>>

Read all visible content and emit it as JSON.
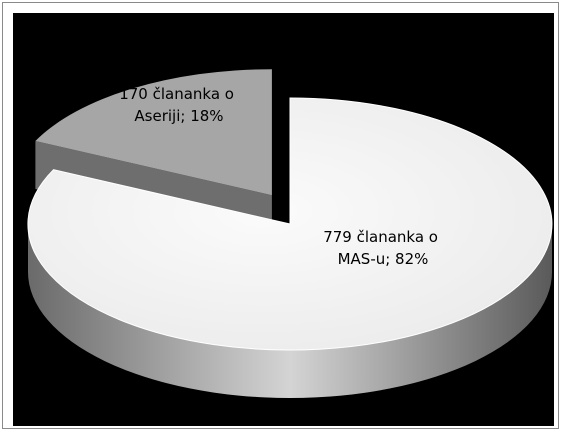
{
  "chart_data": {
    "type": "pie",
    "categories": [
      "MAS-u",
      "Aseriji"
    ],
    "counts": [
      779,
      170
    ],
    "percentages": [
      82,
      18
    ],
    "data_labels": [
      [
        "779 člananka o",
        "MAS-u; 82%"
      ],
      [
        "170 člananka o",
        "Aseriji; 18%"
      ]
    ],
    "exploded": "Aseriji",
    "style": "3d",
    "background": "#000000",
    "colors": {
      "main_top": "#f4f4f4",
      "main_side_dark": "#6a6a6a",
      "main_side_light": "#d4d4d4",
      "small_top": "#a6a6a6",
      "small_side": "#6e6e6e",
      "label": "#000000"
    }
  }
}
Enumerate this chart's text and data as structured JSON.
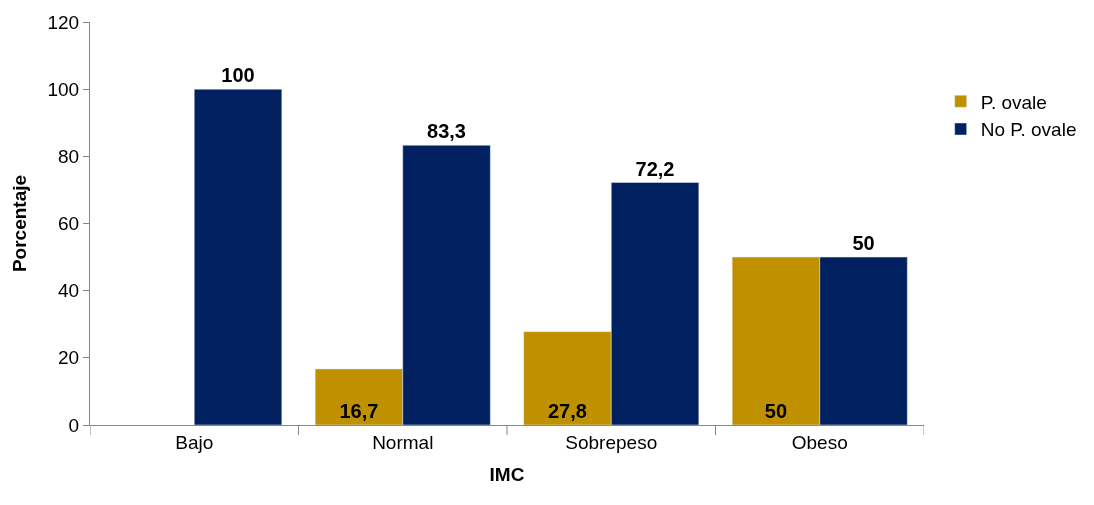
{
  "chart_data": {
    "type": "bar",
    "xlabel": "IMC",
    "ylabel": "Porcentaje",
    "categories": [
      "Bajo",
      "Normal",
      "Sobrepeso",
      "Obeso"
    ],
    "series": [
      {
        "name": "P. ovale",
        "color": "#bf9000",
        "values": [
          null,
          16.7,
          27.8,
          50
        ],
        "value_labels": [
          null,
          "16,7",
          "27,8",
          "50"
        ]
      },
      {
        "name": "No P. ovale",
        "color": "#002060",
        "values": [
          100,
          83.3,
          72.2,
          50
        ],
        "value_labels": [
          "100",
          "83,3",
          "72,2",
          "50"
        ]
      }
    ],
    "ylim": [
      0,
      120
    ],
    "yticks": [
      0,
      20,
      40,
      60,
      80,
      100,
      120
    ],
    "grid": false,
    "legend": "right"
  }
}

<<
>>

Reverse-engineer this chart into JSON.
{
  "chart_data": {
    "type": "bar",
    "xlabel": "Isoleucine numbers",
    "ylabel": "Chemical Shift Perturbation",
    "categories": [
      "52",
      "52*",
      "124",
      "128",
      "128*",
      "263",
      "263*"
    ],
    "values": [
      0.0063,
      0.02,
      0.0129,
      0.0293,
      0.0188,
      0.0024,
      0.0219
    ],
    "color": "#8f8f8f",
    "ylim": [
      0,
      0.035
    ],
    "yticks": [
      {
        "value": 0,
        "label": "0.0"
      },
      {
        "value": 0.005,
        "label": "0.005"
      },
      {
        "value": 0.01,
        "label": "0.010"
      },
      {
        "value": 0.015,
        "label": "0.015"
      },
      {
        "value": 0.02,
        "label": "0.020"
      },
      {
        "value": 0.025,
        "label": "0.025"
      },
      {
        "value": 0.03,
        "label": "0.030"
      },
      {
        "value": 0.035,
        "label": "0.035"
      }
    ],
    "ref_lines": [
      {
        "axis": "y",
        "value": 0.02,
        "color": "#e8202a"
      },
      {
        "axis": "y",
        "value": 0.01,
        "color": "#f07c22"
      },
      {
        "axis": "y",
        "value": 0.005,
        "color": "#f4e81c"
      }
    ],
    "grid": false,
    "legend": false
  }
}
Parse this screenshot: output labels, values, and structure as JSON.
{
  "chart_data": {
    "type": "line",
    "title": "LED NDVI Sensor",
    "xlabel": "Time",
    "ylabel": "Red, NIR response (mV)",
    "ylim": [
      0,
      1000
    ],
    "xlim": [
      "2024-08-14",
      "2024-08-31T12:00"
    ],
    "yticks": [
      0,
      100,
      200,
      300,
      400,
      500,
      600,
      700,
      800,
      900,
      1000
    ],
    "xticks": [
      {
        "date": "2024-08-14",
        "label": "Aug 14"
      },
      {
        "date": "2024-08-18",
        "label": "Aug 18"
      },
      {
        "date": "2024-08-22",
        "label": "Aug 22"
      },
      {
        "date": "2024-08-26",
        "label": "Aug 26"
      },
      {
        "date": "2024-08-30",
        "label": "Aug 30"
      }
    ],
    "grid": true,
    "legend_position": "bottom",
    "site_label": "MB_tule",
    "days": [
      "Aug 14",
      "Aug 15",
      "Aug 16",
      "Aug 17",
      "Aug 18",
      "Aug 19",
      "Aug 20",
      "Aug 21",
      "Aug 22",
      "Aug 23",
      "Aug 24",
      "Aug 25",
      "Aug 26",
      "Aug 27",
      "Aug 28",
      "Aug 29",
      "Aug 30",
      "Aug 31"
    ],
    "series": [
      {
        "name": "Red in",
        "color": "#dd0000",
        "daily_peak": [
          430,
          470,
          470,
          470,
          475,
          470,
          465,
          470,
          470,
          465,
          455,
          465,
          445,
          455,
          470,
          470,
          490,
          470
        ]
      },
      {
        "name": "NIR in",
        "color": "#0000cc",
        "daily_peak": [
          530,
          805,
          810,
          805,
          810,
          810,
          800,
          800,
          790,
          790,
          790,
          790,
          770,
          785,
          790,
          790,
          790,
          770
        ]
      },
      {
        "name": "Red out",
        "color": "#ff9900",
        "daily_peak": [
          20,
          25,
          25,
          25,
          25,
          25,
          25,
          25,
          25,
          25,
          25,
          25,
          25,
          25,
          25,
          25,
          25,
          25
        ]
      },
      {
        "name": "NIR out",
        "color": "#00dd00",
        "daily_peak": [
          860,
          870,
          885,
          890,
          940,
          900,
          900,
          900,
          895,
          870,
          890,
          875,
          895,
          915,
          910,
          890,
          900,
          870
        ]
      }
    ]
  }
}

<<
>>

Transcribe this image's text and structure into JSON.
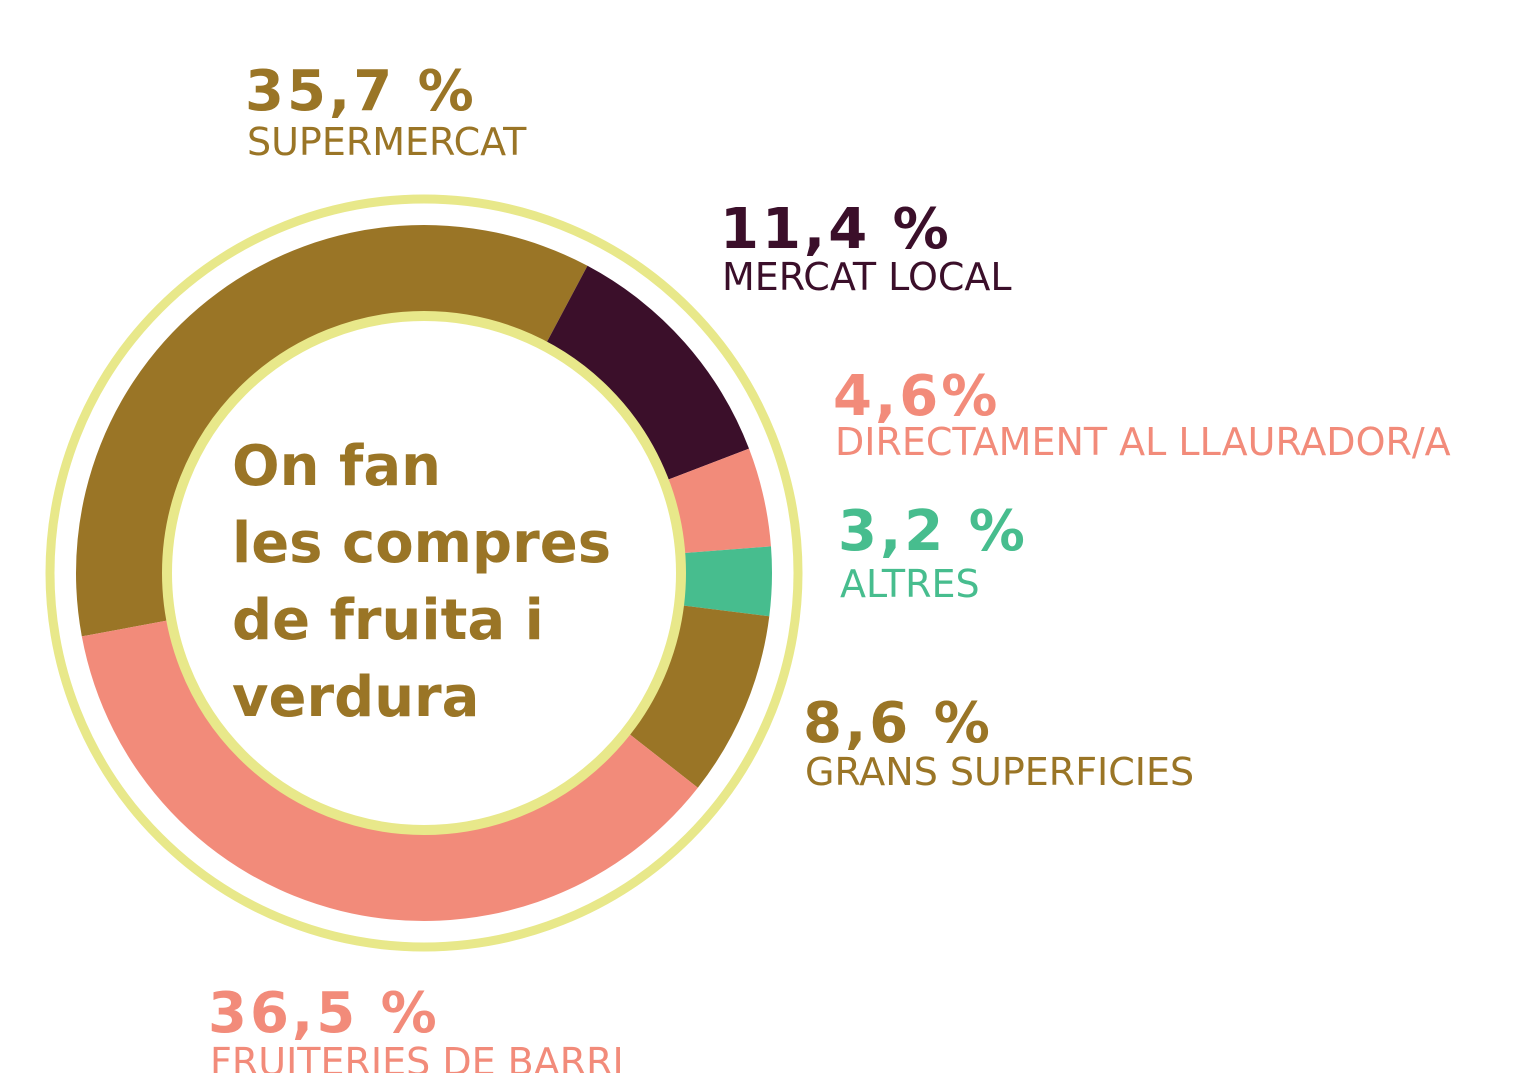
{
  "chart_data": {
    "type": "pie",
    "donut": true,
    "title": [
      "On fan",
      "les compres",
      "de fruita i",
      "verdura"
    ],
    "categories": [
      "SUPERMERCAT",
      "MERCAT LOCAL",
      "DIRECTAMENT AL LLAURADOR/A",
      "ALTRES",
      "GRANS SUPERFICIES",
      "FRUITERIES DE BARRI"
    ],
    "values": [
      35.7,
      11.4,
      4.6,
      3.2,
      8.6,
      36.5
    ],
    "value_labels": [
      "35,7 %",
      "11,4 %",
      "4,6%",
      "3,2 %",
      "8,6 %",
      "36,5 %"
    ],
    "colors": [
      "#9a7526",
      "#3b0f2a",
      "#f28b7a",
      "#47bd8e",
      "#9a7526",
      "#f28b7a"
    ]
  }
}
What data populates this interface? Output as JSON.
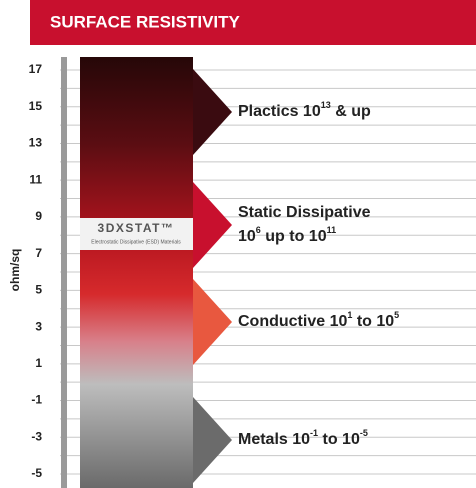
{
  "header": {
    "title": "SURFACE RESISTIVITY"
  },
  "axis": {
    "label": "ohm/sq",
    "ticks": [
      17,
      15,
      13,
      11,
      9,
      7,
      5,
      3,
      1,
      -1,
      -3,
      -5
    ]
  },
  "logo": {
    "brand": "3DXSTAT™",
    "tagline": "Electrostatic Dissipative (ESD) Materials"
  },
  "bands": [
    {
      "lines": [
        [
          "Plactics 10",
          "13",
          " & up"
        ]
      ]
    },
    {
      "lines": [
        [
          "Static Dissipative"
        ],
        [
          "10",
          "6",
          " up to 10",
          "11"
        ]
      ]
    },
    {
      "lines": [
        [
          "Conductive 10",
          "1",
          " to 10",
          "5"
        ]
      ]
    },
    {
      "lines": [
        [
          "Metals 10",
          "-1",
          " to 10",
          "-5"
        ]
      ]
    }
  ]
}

<<

• [Problem]: Working from the listing above, pick out every line that has "xlabel" and copy it.

• [Task answer]:
    "xlabel": "IMC",
    "xlabel": "Isoleucine numbers",
    "xlabel": "Time",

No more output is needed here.